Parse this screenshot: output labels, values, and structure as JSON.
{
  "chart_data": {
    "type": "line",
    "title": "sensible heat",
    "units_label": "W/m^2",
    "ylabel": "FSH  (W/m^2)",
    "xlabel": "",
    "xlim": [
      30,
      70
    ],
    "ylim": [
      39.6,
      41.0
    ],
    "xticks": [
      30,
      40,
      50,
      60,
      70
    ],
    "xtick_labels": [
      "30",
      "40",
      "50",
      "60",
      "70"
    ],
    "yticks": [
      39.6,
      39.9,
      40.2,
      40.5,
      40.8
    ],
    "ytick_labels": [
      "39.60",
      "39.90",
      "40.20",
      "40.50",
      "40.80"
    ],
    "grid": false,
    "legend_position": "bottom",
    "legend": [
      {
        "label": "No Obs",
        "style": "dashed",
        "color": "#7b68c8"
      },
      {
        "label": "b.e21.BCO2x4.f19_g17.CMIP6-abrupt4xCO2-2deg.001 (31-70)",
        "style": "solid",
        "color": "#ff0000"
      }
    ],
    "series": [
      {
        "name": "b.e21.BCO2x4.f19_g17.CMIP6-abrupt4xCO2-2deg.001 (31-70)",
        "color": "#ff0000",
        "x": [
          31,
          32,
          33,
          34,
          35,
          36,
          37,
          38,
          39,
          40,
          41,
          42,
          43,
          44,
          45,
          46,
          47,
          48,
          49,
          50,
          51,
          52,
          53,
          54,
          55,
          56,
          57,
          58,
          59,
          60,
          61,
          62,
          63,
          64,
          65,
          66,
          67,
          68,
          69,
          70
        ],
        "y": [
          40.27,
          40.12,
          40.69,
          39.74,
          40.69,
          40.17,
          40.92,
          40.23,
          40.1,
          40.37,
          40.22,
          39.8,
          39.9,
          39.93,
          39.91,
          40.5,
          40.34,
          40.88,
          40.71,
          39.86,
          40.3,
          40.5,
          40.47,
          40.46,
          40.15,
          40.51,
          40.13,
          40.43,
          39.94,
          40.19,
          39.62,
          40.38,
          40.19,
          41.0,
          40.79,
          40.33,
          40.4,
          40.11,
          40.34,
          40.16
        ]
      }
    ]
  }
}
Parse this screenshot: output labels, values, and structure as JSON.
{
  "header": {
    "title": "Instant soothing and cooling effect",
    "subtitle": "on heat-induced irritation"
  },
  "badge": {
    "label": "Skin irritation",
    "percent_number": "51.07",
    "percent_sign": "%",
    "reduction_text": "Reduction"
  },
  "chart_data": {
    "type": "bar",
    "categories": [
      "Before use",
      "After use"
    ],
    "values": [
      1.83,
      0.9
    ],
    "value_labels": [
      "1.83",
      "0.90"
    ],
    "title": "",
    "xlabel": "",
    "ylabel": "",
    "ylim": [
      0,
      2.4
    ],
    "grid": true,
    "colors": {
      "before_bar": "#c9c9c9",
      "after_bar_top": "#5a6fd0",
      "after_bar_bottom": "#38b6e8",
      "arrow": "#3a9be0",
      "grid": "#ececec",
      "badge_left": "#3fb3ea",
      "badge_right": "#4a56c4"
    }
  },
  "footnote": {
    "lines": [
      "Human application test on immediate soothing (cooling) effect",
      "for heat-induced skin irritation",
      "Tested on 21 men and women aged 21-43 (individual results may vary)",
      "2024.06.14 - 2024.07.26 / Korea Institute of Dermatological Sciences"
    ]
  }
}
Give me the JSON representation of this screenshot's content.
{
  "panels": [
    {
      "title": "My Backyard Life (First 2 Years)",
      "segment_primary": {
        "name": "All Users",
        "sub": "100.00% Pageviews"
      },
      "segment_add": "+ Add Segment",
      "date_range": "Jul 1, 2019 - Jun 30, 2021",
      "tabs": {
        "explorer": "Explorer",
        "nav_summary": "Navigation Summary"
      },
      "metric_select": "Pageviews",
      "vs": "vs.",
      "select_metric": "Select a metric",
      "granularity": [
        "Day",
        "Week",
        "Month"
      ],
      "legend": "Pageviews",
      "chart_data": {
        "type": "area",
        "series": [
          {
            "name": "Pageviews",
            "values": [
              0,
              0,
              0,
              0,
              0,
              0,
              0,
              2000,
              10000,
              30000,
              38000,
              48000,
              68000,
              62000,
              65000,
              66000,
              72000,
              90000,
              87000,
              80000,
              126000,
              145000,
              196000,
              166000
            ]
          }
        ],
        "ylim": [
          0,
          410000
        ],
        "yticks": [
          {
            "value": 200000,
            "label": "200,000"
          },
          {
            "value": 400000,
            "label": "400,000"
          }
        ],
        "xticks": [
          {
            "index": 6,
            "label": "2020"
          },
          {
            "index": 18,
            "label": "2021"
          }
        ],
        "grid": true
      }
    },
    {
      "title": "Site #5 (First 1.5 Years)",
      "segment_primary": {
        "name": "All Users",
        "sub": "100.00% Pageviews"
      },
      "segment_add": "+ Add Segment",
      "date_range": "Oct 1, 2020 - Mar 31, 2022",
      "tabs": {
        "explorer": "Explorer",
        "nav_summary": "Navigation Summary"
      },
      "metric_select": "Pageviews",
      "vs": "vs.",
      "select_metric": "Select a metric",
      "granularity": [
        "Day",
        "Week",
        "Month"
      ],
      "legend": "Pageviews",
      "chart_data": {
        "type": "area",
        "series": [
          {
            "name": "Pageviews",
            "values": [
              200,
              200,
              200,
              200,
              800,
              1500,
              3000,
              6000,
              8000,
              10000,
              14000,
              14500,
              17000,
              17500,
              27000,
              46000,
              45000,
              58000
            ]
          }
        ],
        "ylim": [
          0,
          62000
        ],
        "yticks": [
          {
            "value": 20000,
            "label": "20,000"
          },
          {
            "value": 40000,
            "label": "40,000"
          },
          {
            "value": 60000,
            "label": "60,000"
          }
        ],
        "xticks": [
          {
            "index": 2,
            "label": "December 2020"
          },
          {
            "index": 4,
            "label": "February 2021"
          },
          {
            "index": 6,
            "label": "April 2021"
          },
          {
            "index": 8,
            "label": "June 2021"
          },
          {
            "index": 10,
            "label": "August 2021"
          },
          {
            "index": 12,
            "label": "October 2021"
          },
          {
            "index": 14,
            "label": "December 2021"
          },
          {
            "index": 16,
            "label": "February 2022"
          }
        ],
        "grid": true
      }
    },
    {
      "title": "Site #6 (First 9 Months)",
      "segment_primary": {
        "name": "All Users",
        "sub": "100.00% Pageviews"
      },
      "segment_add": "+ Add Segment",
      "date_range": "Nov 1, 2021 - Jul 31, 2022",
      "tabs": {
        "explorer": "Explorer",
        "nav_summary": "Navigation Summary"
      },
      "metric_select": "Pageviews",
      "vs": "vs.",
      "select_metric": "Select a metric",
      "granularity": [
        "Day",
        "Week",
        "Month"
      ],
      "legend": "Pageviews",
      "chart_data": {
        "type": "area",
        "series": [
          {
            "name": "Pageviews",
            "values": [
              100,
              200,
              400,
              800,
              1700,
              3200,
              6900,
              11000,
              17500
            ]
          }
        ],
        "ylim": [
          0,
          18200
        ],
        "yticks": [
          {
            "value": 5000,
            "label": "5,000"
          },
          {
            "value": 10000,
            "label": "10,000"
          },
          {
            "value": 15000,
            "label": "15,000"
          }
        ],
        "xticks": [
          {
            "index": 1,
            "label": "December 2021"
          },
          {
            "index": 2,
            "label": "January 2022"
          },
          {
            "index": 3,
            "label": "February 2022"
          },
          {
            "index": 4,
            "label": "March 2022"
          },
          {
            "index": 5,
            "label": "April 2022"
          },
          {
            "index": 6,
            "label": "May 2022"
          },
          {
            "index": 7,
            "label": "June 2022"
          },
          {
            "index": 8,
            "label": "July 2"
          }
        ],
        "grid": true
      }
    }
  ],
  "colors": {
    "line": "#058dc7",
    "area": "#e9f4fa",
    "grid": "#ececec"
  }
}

==*==

WHAT NEEDS TO BE DONE. Find the string "cooling" in the listing and return every line that holds it.

ANSWER TO THIS TASK.
    "title": "Instant soothing and cooling effect",
      "Human application test on immediate soothing (cooling) effect",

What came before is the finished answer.